▽

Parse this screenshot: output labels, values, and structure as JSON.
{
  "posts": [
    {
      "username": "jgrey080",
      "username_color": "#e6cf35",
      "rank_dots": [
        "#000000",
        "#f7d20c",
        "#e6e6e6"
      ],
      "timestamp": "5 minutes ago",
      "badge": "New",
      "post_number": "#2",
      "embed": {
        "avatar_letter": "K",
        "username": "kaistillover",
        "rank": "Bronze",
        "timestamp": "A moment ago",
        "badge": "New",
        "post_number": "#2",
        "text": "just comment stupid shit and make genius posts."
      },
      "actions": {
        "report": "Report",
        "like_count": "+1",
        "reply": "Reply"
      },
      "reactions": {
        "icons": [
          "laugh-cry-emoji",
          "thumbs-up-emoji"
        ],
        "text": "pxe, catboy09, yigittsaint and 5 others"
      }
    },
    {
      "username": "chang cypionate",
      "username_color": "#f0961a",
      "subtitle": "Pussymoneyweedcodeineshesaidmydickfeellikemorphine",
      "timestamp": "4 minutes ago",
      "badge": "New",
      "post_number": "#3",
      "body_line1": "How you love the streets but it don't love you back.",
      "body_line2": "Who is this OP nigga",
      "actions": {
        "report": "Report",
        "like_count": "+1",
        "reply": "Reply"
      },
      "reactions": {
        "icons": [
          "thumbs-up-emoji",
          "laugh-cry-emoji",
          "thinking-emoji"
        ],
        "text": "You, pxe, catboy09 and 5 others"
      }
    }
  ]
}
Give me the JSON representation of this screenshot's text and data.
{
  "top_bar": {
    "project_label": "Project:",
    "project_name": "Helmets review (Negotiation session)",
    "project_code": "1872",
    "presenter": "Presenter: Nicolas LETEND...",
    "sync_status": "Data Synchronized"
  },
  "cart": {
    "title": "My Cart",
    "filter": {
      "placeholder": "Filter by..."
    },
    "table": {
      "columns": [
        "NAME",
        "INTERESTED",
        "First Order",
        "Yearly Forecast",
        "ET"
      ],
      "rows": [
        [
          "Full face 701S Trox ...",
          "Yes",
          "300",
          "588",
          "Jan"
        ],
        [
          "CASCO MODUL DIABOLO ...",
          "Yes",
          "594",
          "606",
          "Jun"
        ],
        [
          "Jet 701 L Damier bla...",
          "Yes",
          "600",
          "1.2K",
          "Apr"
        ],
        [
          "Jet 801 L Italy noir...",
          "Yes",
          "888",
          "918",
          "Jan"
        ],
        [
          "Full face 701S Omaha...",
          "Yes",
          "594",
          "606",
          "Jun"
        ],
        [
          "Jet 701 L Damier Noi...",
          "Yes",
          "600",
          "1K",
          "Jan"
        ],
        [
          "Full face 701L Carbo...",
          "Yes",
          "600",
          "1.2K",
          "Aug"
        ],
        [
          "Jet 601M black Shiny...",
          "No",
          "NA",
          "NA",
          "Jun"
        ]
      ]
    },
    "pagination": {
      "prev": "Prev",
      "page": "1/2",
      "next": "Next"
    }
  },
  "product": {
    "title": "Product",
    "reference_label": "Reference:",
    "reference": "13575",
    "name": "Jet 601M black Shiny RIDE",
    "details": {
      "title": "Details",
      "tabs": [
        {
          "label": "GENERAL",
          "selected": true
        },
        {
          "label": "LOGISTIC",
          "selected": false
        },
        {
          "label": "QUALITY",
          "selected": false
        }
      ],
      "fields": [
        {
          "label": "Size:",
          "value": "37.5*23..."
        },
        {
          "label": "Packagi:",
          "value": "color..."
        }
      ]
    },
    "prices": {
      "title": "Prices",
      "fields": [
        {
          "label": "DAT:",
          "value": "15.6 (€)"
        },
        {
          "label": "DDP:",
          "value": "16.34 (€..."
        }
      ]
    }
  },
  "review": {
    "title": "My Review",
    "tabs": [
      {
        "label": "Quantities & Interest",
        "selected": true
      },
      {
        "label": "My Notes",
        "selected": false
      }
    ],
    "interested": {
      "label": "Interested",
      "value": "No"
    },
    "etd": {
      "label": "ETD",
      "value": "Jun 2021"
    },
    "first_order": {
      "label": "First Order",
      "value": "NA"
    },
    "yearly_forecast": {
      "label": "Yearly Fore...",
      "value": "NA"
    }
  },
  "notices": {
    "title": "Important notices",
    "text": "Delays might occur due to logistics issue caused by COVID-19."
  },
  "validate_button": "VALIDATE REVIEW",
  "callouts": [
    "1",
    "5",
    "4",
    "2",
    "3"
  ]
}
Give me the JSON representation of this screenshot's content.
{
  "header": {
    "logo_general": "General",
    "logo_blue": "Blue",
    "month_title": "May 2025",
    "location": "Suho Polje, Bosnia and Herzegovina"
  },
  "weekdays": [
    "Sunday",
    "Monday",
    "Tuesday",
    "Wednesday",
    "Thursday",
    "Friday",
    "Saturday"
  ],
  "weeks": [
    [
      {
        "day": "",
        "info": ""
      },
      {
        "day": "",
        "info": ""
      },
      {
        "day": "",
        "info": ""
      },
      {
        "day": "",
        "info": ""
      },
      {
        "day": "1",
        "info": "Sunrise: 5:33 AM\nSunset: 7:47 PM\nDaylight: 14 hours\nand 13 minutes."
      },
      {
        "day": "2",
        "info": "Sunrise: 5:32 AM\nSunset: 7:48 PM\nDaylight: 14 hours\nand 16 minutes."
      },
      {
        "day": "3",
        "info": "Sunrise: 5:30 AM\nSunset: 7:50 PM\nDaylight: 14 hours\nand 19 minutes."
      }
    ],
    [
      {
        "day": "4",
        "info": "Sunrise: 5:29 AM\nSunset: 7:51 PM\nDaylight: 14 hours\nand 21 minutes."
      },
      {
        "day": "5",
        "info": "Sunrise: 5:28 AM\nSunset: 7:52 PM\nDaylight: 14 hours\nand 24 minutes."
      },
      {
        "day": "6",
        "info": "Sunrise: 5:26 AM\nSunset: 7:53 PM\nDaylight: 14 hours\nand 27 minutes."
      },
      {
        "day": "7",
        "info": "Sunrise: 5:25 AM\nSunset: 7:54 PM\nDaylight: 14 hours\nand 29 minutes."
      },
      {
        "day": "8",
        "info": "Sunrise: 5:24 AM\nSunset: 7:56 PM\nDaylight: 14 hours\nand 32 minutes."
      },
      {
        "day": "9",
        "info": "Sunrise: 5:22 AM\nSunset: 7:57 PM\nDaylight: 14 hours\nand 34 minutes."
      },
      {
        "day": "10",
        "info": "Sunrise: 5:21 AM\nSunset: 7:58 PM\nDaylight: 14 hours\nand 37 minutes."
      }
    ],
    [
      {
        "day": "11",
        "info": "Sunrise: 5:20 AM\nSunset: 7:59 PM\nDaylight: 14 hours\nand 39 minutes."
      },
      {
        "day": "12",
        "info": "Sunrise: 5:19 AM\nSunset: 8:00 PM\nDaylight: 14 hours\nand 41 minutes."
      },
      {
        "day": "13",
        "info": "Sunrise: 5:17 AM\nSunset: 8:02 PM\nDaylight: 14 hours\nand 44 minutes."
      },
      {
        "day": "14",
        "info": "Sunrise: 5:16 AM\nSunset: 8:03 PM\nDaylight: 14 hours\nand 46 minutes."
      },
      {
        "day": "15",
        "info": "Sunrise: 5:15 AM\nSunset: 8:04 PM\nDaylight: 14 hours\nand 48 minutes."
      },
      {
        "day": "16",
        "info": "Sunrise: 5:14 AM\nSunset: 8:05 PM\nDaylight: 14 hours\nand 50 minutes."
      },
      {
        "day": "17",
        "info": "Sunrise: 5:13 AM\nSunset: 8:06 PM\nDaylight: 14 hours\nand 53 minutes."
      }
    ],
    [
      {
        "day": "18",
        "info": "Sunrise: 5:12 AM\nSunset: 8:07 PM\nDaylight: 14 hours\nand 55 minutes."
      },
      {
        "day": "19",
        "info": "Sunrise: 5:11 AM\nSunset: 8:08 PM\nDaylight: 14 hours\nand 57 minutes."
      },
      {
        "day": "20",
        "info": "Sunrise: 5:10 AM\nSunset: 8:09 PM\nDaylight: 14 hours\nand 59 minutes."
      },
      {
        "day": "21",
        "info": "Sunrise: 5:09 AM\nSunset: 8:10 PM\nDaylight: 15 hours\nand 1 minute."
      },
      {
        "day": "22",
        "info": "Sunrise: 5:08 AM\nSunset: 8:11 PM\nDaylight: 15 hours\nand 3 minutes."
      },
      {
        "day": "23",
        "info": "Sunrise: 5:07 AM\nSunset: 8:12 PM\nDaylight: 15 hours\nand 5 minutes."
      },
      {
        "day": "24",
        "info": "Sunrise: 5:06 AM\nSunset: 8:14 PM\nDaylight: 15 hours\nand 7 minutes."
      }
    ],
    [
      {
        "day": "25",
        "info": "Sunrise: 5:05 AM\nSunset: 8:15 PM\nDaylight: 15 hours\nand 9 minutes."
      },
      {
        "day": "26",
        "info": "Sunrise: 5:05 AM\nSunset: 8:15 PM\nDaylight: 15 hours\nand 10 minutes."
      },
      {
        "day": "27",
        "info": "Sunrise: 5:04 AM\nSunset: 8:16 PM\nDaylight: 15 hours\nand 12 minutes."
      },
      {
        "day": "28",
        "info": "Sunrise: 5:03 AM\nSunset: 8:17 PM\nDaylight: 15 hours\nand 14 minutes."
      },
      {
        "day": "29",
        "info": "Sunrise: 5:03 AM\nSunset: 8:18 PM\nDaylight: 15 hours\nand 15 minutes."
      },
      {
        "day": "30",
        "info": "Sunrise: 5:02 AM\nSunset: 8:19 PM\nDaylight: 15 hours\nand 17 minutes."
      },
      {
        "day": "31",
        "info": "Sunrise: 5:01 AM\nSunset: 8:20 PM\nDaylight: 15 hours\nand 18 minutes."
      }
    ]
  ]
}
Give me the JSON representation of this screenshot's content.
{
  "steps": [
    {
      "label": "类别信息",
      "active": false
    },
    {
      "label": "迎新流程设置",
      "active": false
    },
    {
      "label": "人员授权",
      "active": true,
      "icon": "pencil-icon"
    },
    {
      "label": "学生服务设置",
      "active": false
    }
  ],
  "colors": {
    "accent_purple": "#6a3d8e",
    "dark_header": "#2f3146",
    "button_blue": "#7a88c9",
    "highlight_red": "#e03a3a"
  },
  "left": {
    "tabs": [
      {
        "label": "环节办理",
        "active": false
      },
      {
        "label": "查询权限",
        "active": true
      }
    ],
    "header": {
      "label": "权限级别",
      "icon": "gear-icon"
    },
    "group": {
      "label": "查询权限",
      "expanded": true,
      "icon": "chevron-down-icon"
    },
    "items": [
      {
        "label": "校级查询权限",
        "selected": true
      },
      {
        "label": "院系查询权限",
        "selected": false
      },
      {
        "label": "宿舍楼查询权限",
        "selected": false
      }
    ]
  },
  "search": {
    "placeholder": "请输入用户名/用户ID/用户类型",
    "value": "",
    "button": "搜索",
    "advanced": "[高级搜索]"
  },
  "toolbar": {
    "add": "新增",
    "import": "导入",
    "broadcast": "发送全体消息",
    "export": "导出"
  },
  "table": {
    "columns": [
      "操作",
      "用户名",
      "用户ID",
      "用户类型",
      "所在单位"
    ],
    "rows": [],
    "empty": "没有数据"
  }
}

△

• [PROBLEM DETAILS] Copy, from the material above, each line in which the string "posts" occurs.

• [RESPONSE TO THIS TASK]
  "posts": [
        "text": "just comment stupid shit and make genius posts."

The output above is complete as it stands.